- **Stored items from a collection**
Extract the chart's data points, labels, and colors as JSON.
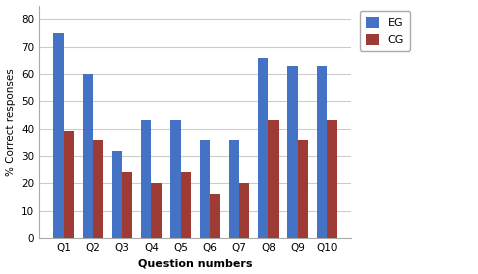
{
  "categories": [
    "Q1",
    "Q2",
    "Q3",
    "Q4",
    "Q5",
    "Q6",
    "Q7",
    "Q8",
    "Q9",
    "Q10"
  ],
  "EG": [
    75,
    60,
    32,
    43,
    43,
    36,
    36,
    66,
    63,
    63
  ],
  "CG": [
    39,
    36,
    24,
    20,
    24,
    16,
    20,
    43,
    36,
    43
  ],
  "EG_color": "#4472C4",
  "CG_color": "#9E3B34",
  "xlabel": "Question numbers",
  "ylabel": "% Correct responses",
  "ylim": [
    0,
    85
  ],
  "yticks": [
    0,
    10,
    20,
    30,
    40,
    50,
    60,
    70,
    80
  ],
  "legend_labels": [
    "EG",
    "CG"
  ],
  "bar_width": 0.35,
  "plot_bg": "#FFFFFF",
  "fig_bg": "#FFFFFF",
  "grid_color": "#CCCCCC"
}
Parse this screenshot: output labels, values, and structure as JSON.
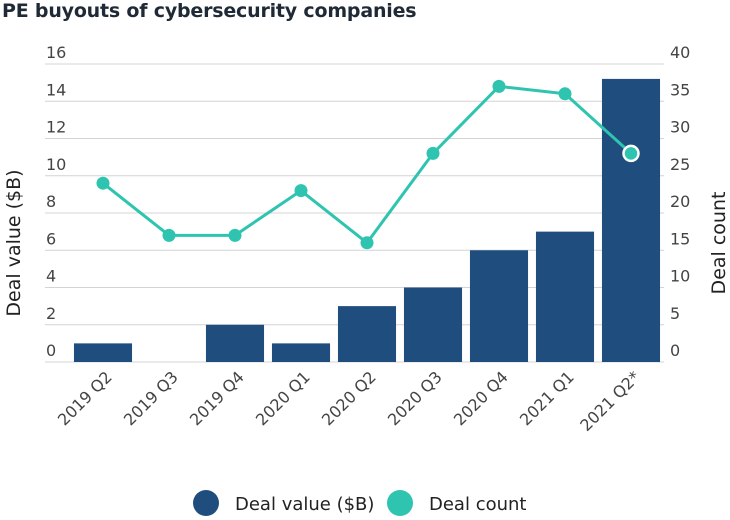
{
  "chart_data": {
    "type": "bar+line",
    "title": "PE buyouts of cybersecurity companies",
    "categories": [
      "2019 Q2",
      "2019 Q3",
      "2019 Q4",
      "2020 Q1",
      "2020 Q2",
      "2020 Q3",
      "2020 Q4",
      "2021 Q1",
      "2021 Q2*"
    ],
    "series": [
      {
        "name": "Deal value ($B)",
        "type": "bar",
        "axis": "left",
        "color": "#1f4e7e",
        "values": [
          1,
          0,
          2,
          1,
          3,
          4,
          6,
          7,
          15.2
        ]
      },
      {
        "name": "Deal count",
        "type": "line",
        "axis": "right",
        "color": "#2ec4b0",
        "values": [
          24,
          17,
          17,
          23,
          16,
          28,
          37,
          36,
          28
        ]
      }
    ],
    "ylabel": "Deal value ($B)",
    "y2label": "Deal count",
    "ylim": [
      0,
      16
    ],
    "y2lim": [
      0,
      40
    ],
    "yticks": [
      "0",
      "2",
      "4",
      "6",
      "8",
      "10",
      "12",
      "14",
      "16"
    ],
    "y2ticks": [
      "0",
      "5",
      "10",
      "15",
      "20",
      "25",
      "30",
      "35",
      "40"
    ],
    "grid": true,
    "legend": "bottom"
  }
}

- **What is needed**
Check each line of the data above for the word "JSON" and say how many lines contain it, giving nothing besides the number.

- **Written solution**
2